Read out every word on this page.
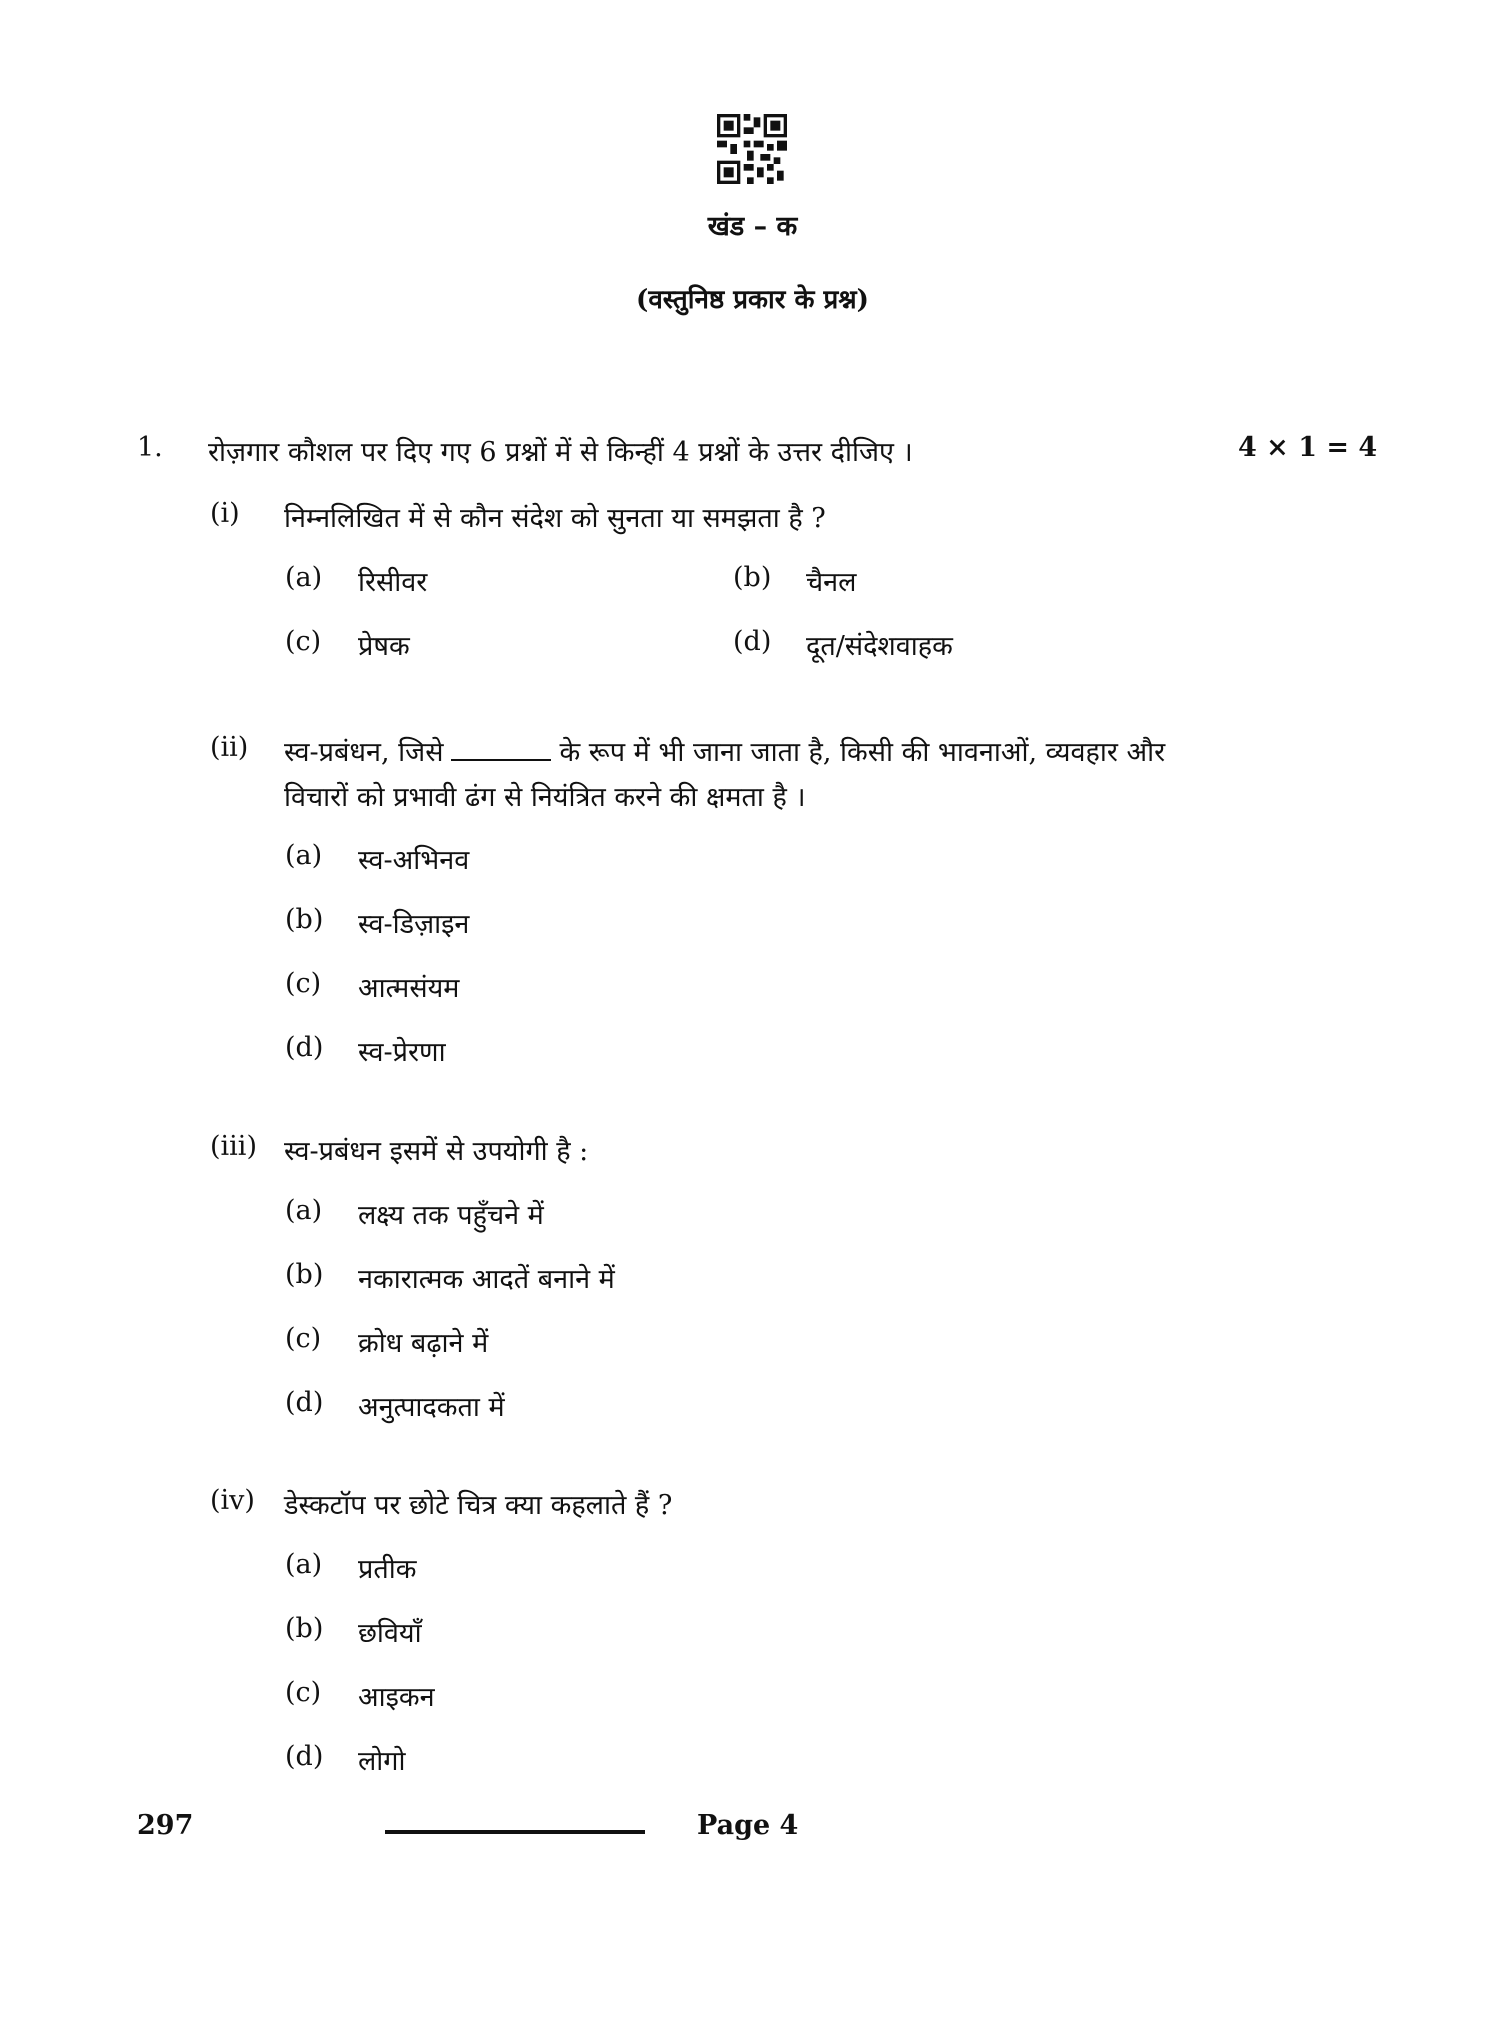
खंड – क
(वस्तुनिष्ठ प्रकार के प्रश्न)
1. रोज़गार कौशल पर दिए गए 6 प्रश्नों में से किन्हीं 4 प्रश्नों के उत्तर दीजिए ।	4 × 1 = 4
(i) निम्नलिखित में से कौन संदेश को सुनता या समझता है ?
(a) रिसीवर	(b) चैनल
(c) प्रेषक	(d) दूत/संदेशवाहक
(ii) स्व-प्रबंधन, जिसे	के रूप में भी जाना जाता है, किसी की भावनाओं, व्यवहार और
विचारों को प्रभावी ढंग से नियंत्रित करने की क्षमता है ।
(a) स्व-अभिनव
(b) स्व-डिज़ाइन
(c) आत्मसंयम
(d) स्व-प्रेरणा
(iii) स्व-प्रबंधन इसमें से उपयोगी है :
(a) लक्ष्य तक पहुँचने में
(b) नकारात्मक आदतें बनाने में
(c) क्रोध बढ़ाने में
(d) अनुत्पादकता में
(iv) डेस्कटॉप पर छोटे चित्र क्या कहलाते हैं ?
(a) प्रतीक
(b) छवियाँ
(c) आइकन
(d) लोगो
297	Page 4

# # # # #

## STATED GOAL
Return the listing above in full and without alteration, excluding its pictures.

## RESULT OF THIS TASK
Read out every word on this page.
खंड – क
(वस्तुनिष्ठ प्रकार के प्रश्न)
1. रोज़गार कौशल पर दिए गए 6 प्रश्नों में से किन्हीं 4 प्रश्नों के उत्तर दीजिए ।	4 × 1 = 4
(i) निम्नलिखित में से कौन संदेश को सुनता या समझता है ?
(a) रिसीवर	(b) चैनल
(c) प्रेषक	(d) दूत/संदेशवाहक
(ii) स्व-प्रबंधन, जिसे	के रूप में भी जाना जाता है, किसी की भावनाओं, व्यवहार और
विचारों को प्रभावी ढंग से नियंत्रित करने की क्षमता है ।
(a) स्व-अभिनव
(b) स्व-डिज़ाइन
(c) आत्मसंयम
(d) स्व-प्रेरणा
(iii) स्व-प्रबंधन इसमें से उपयोगी है :
(a) लक्ष्य तक पहुँचने में
(b) नकारात्मक आदतें बनाने में
(c) क्रोध बढ़ाने में
(d) अनुत्पादकता में
(iv) डेस्कटॉप पर छोटे चित्र क्या कहलाते हैं ?
(a) प्रतीक
(b) छवियाँ
(c) आइकन
(d) लोगो
297	Page 4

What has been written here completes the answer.